__Task prompt__
In the copy, include every entry exactly but none of the images.

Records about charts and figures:

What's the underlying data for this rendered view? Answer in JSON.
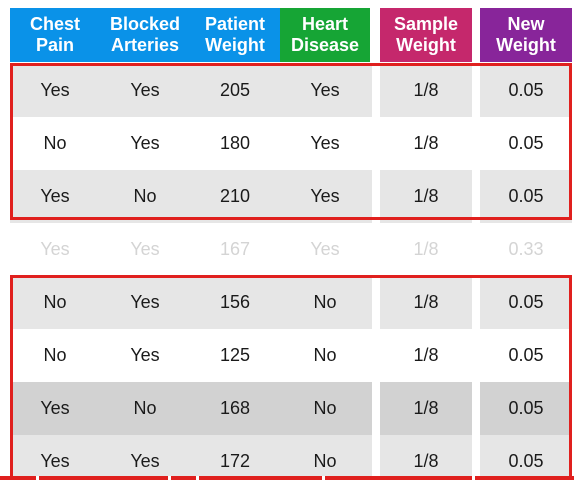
{
  "colors": {
    "chest_pain": "#0a92e8",
    "blocked_arteries": "#0a92e8",
    "patient_weight": "#0a92e8",
    "heart_disease": "#16a535",
    "sample_weight": "#c5286c",
    "new_weight": "#88259a",
    "highlight": "#e0201e"
  },
  "headers": [
    {
      "line1": "Chest",
      "line2": "Pain"
    },
    {
      "line1": "Blocked",
      "line2": "Arteries"
    },
    {
      "line1": "Patient",
      "line2": "Weight"
    },
    {
      "line1": "Heart",
      "line2": "Disease"
    },
    {
      "line1": "Sample",
      "line2": "Weight"
    },
    {
      "line1": "New",
      "line2": "Weight"
    }
  ],
  "rows": [
    {
      "chest_pain": "Yes",
      "blocked_arteries": "Yes",
      "patient_weight": "205",
      "heart_disease": "Yes",
      "sample_weight": "1/8",
      "new_weight": "0.05"
    },
    {
      "chest_pain": "No",
      "blocked_arteries": "Yes",
      "patient_weight": "180",
      "heart_disease": "Yes",
      "sample_weight": "1/8",
      "new_weight": "0.05"
    },
    {
      "chest_pain": "Yes",
      "blocked_arteries": "No",
      "patient_weight": "210",
      "heart_disease": "Yes",
      "sample_weight": "1/8",
      "new_weight": "0.05"
    },
    {
      "chest_pain": "Yes",
      "blocked_arteries": "Yes",
      "patient_weight": "167",
      "heart_disease": "Yes",
      "sample_weight": "1/8",
      "new_weight": "0.33"
    },
    {
      "chest_pain": "No",
      "blocked_arteries": "Yes",
      "patient_weight": "156",
      "heart_disease": "No",
      "sample_weight": "1/8",
      "new_weight": "0.05"
    },
    {
      "chest_pain": "No",
      "blocked_arteries": "Yes",
      "patient_weight": "125",
      "heart_disease": "No",
      "sample_weight": "1/8",
      "new_weight": "0.05"
    },
    {
      "chest_pain": "Yes",
      "blocked_arteries": "No",
      "patient_weight": "168",
      "heart_disease": "No",
      "sample_weight": "1/8",
      "new_weight": "0.05"
    },
    {
      "chest_pain": "Yes",
      "blocked_arteries": "Yes",
      "patient_weight": "172",
      "heart_disease": "No",
      "sample_weight": "1/8",
      "new_weight": "0.05"
    }
  ]
}
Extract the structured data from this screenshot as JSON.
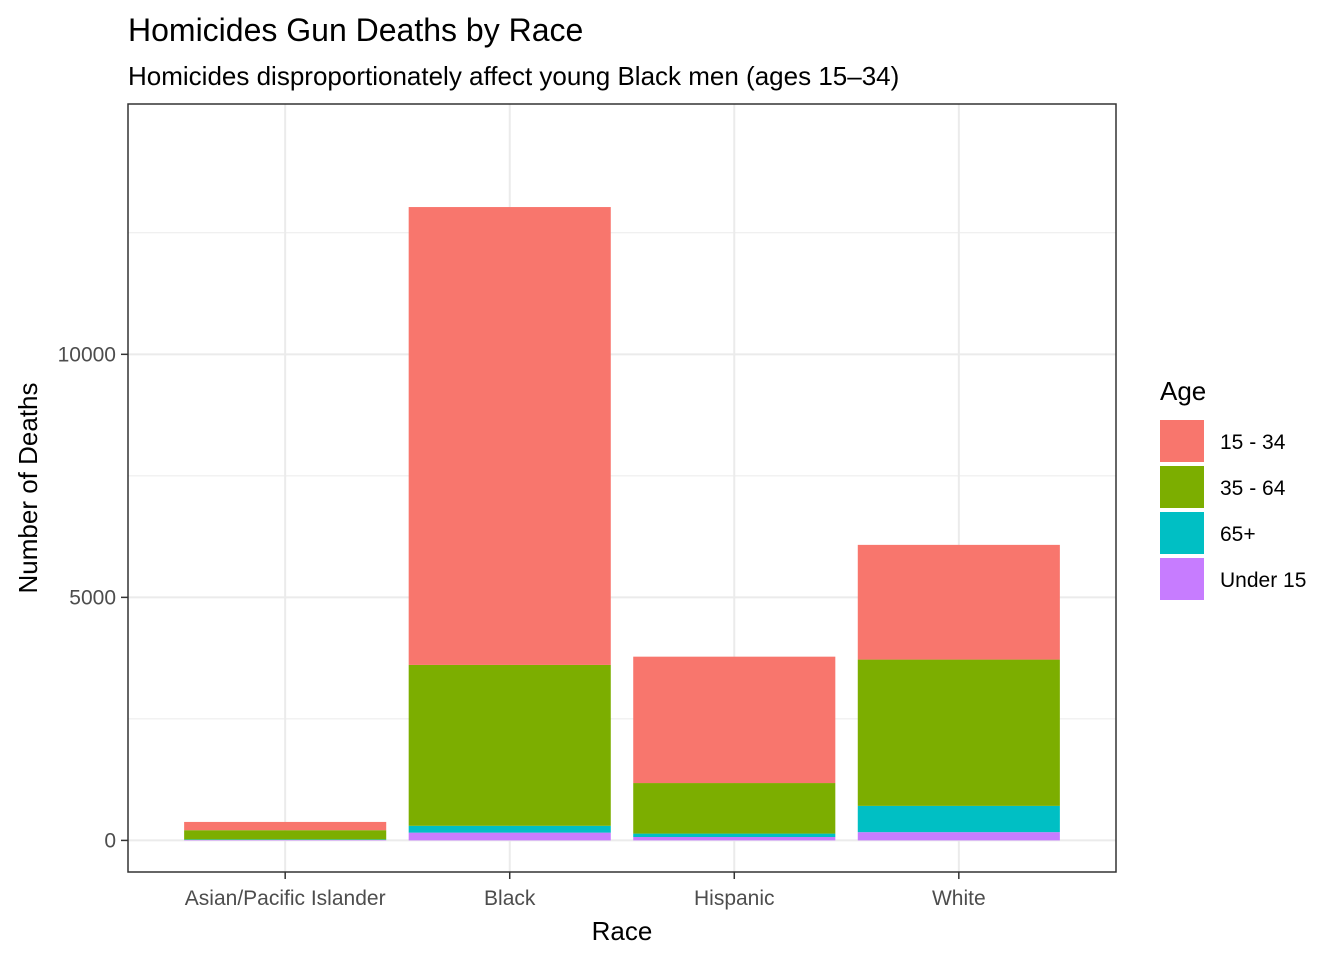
{
  "chart_data": {
    "type": "bar",
    "stacked": true,
    "title": "Homicides Gun Deaths by Race",
    "subtitle": "Homicides disproportionately affect young Black men (ages 15–34)",
    "xlabel": "Race",
    "ylabel": "Number of Deaths",
    "categories": [
      "Asian/Pacific Islander",
      "Black",
      "Hispanic",
      "White"
    ],
    "series": [
      {
        "name": "Under 15",
        "color": "#C77CFF",
        "values": [
          10,
          160,
          70,
          170
        ]
      },
      {
        "name": "65+",
        "color": "#00BFC4",
        "values": [
          10,
          140,
          70,
          540
        ]
      },
      {
        "name": "35 - 64",
        "color": "#7CAE00",
        "values": [
          190,
          3310,
          1040,
          3010
        ]
      },
      {
        "name": "15 - 34",
        "color": "#F8766D",
        "values": [
          170,
          9420,
          2600,
          2360
        ]
      }
    ],
    "ylim": [
      -650,
      15150
    ],
    "yticks": [
      0,
      5000,
      10000
    ],
    "ytick_labels": [
      "0",
      "5000",
      "10000"
    ],
    "legend": {
      "title": "Age",
      "position": "right",
      "entries": [
        "15 - 34",
        "35 - 64",
        "65+",
        "Under 15"
      ]
    },
    "grid": true
  }
}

__Written solution__
What's the underlying data for this rendered view? Answer in JSON.
{
  "colors": {
    "chest_pain": "#0a92e8",
    "blocked_arteries": "#0a92e8",
    "patient_weight": "#0a92e8",
    "heart_disease": "#16a535",
    "sample_weight": "#c5286c",
    "new_weight": "#88259a",
    "highlight": "#e0201e"
  },
  "headers": [
    {
      "line1": "Chest",
      "line2": "Pain"
    },
    {
      "line1": "Blocked",
      "line2": "Arteries"
    },
    {
      "line1": "Patient",
      "line2": "Weight"
    },
    {
      "line1": "Heart",
      "line2": "Disease"
    },
    {
      "line1": "Sample",
      "line2": "Weight"
    },
    {
      "line1": "New",
      "line2": "Weight"
    }
  ],
  "rows": [
    {
      "chest_pain": "Yes",
      "blocked_arteries": "Yes",
      "patient_weight": "205",
      "heart_disease": "Yes",
      "sample_weight": "1/8",
      "new_weight": "0.05"
    },
    {
      "chest_pain": "No",
      "blocked_arteries": "Yes",
      "patient_weight": "180",
      "heart_disease": "Yes",
      "sample_weight": "1/8",
      "new_weight": "0.05"
    },
    {
      "chest_pain": "Yes",
      "blocked_arteries": "No",
      "patient_weight": "210",
      "heart_disease": "Yes",
      "sample_weight": "1/8",
      "new_weight": "0.05"
    },
    {
      "chest_pain": "Yes",
      "blocked_arteries": "Yes",
      "patient_weight": "167",
      "heart_disease": "Yes",
      "sample_weight": "1/8",
      "new_weight": "0.33"
    },
    {
      "chest_pain": "No",
      "blocked_arteries": "Yes",
      "patient_weight": "156",
      "heart_disease": "No",
      "sample_weight": "1/8",
      "new_weight": "0.05"
    },
    {
      "chest_pain": "No",
      "blocked_arteries": "Yes",
      "patient_weight": "125",
      "heart_disease": "No",
      "sample_weight": "1/8",
      "new_weight": "0.05"
    },
    {
      "chest_pain": "Yes",
      "blocked_arteries": "No",
      "patient_weight": "168",
      "heart_disease": "No",
      "sample_weight": "1/8",
      "new_weight": "0.05"
    },
    {
      "chest_pain": "Yes",
      "blocked_arteries": "Yes",
      "patient_weight": "172",
      "heart_disease": "No",
      "sample_weight": "1/8",
      "new_weight": "0.05"
    }
  ]
}
Extract the structured data from this screenshot as JSON.
{
  "chart_data": {
    "type": "bar",
    "stacked": true,
    "title": "Homicides Gun Deaths by Race",
    "subtitle": "Homicides disproportionately affect young Black men (ages 15–34)",
    "xlabel": "Race",
    "ylabel": "Number of Deaths",
    "categories": [
      "Asian/Pacific Islander",
      "Black",
      "Hispanic",
      "White"
    ],
    "series": [
      {
        "name": "Under 15",
        "color": "#C77CFF",
        "values": [
          10,
          160,
          70,
          170
        ]
      },
      {
        "name": "65+",
        "color": "#00BFC4",
        "values": [
          10,
          140,
          70,
          540
        ]
      },
      {
        "name": "35 - 64",
        "color": "#7CAE00",
        "values": [
          190,
          3310,
          1040,
          3010
        ]
      },
      {
        "name": "15 - 34",
        "color": "#F8766D",
        "values": [
          170,
          9420,
          2600,
          2360
        ]
      }
    ],
    "ylim": [
      -650,
      15150
    ],
    "yticks": [
      0,
      5000,
      10000
    ],
    "ytick_labels": [
      "0",
      "5000",
      "10000"
    ],
    "legend": {
      "title": "Age",
      "position": "right",
      "entries": [
        "15 - 34",
        "35 - 64",
        "65+",
        "Under 15"
      ]
    },
    "grid": true
  }
}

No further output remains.